Items from a dataset:

════════

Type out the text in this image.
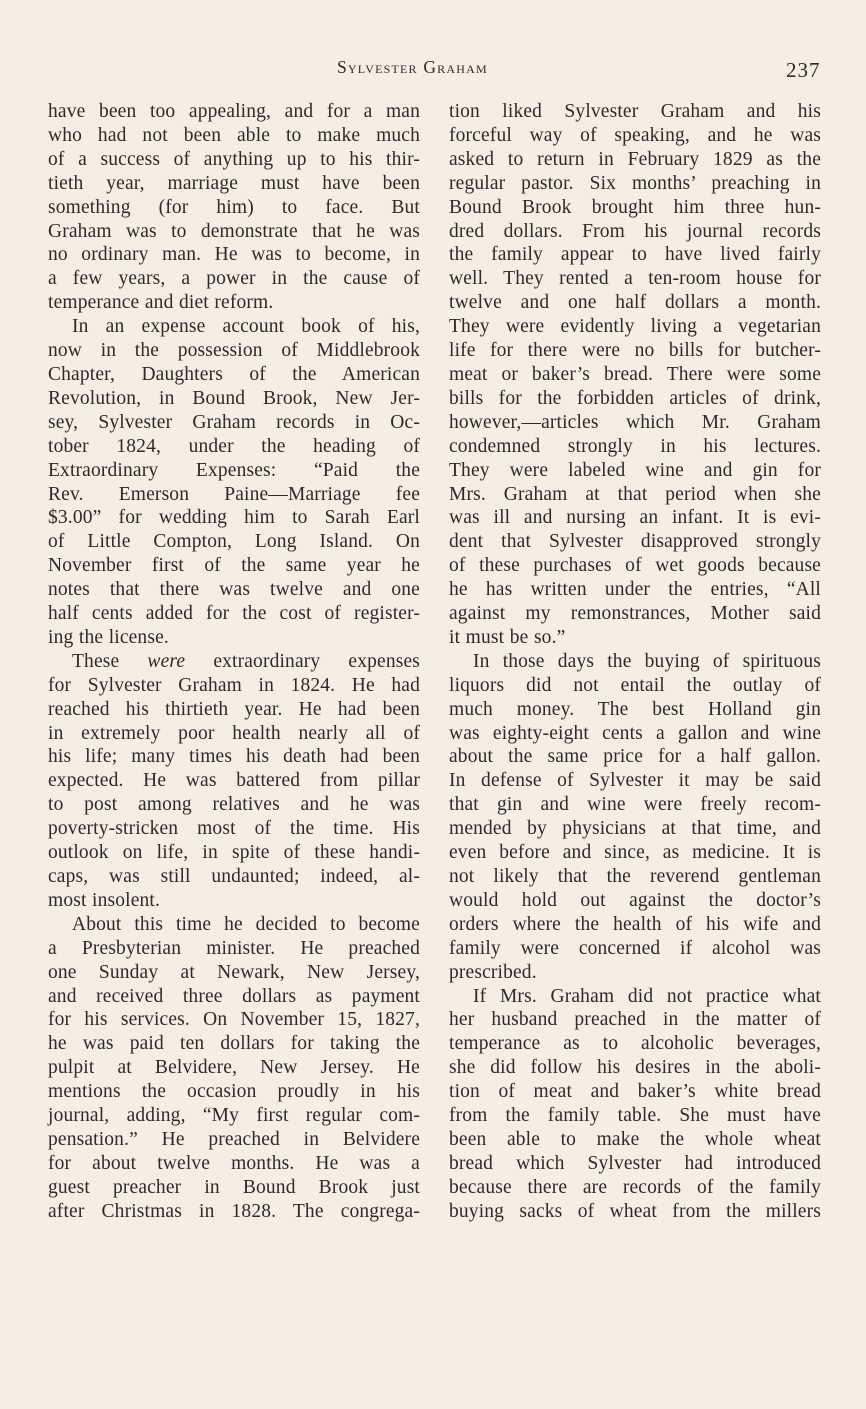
Sylvester Graham	237
have been too appealing, and for a man
who had not been able to make much
of a success of anything up to his thir-
tieth year, marriage must have been
something (for him) to face. But
Graham was to demonstrate that he was
no ordinary man. He was to become, in
a few years, a power in the cause of
temperance and diet reform.
In an expense account book of his,
now in the possession of Middlebrook
Chapter, Daughters of the American
Revolution, in Bound Brook, New Jer-
sey, Sylvester Graham records in Oc-
tober 1824, under the heading of
Extraordinary Expenses: “Paid the
Rev. Emerson Paine—Marriage fee
$3.00” for wedding him to Sarah Earl
of Little Compton, Long Island. On
November first of the same year he
notes that there was twelve and one
half cents added for the cost of register-
ing the license.
These were extraordinary expenses
for Sylvester Graham in 1824. He had
reached his thirtieth year. He had been
in extremely poor health nearly all of
his life; many times his death had been
expected. He was battered from pillar
to post among relatives and he was
poverty-stricken most of the time. His
outlook on life, in spite of these handi-
caps, was still undaunted; indeed, al-
most insolent.
About this time he decided to become
a Presbyterian minister. He preached
one Sunday at Newark, New Jersey,
and received three dollars as payment
for his services. On November 15, 1827,
he was paid ten dollars for taking the
pulpit at Belvidere, New Jersey. He
mentions the occasion proudly in his
journal, adding, “My first regular com-
pensation.” He preached in Belvidere
for about twelve months. He was a
guest preacher in Bound Brook just
after Christmas in 1828. The congrega-
tion liked Sylvester Graham and his
forceful way of speaking, and he was
asked to return in February 1829 as the
regular pastor. Six months’ preaching in
Bound Brook brought him three hun-
dred dollars. From his journal records
the family appear to have lived fairly
well. They rented a ten-room house for
twelve and one half dollars a month.
They were evidently living a vegetarian
life for there were no bills for butcher-
meat or baker’s bread. There were some
bills for the forbidden articles of drink,
however,—articles which Mr. Graham
condemned strongly in his lectures.
They were labeled wine and gin for
Mrs. Graham at that period when she
was ill and nursing an infant. It is evi-
dent that Sylvester disapproved strongly
of these purchases of wet goods because
he has written under the entries, “All
against my remonstrances, Mother said
it must be so.”
In those days the buying of spirituous
liquors did not entail the outlay of
much money. The best Holland gin
was eighty-eight cents a gallon and wine
about the same price for a half gallon.
In defense of Sylvester it may be said
that gin and wine were freely recom-
mended by physicians at that time, and
even before and since, as medicine. It is
not likely that the reverend gentleman
would hold out against the doctor’s
orders where the health of his wife and
family were concerned if alcohol was
prescribed.
If Mrs. Graham did not practice what
her husband preached in the matter of
temperance as to alcoholic beverages,
she did follow his desires in the aboli-
tion of meat and baker’s white bread
from the family table. She must have
been able to make the whole wheat
bread which Sylvester had introduced
because there are records of the family
buying sacks of wheat from the millers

════════

Repeat the data exactly, dropping every picture it holds.

Type out the text in this image.
Sylvester Graham	237
have been too appealing, and for a man
who had not been able to make much
of a success of anything up to his thir-
tieth year, marriage must have been
something (for him) to face. But
Graham was to demonstrate that he was
no ordinary man. He was to become, in
a few years, a power in the cause of
temperance and diet reform.
In an expense account book of his,
now in the possession of Middlebrook
Chapter, Daughters of the American
Revolution, in Bound Brook, New Jer-
sey, Sylvester Graham records in Oc-
tober 1824, under the heading of
Extraordinary Expenses: “Paid the
Rev. Emerson Paine—Marriage fee
$3.00” for wedding him to Sarah Earl
of Little Compton, Long Island. On
November first of the same year he
notes that there was twelve and one
half cents added for the cost of register-
ing the license.
These were extraordinary expenses
for Sylvester Graham in 1824. He had
reached his thirtieth year. He had been
in extremely poor health nearly all of
his life; many times his death had been
expected. He was battered from pillar
to post among relatives and he was
poverty-stricken most of the time. His
outlook on life, in spite of these handi-
caps, was still undaunted; indeed, al-
most insolent.
About this time he decided to become
a Presbyterian minister. He preached
one Sunday at Newark, New Jersey,
and received three dollars as payment
for his services. On November 15, 1827,
he was paid ten dollars for taking the
pulpit at Belvidere, New Jersey. He
mentions the occasion proudly in his
journal, adding, “My first regular com-
pensation.” He preached in Belvidere
for about twelve months. He was a
guest preacher in Bound Brook just
after Christmas in 1828. The congrega-
tion liked Sylvester Graham and his
forceful way of speaking, and he was
asked to return in February 1829 as the
regular pastor. Six months’ preaching in
Bound Brook brought him three hun-
dred dollars. From his journal records
the family appear to have lived fairly
well. They rented a ten-room house for
twelve and one half dollars a month.
They were evidently living a vegetarian
life for there were no bills for butcher-
meat or baker’s bread. There were some
bills for the forbidden articles of drink,
however,—articles which Mr. Graham
condemned strongly in his lectures.
They were labeled wine and gin for
Mrs. Graham at that period when she
was ill and nursing an infant. It is evi-
dent that Sylvester disapproved strongly
of these purchases of wet goods because
he has written under the entries, “All
against my remonstrances, Mother said
it must be so.”
In those days the buying of spirituous
liquors did not entail the outlay of
much money. The best Holland gin
was eighty-eight cents a gallon and wine
about the same price for a half gallon.
In defense of Sylvester it may be said
that gin and wine were freely recom-
mended by physicians at that time, and
even before and since, as medicine. It is
not likely that the reverend gentleman
would hold out against the doctor’s
orders where the health of his wife and
family were concerned if alcohol was
prescribed.
If Mrs. Graham did not practice what
her husband preached in the matter of
temperance as to alcoholic beverages,
she did follow his desires in the aboli-
tion of meat and baker’s white bread
from the family table. She must have
been able to make the whole wheat
bread which Sylvester had introduced
because there are records of the family
buying sacks of wheat from the millers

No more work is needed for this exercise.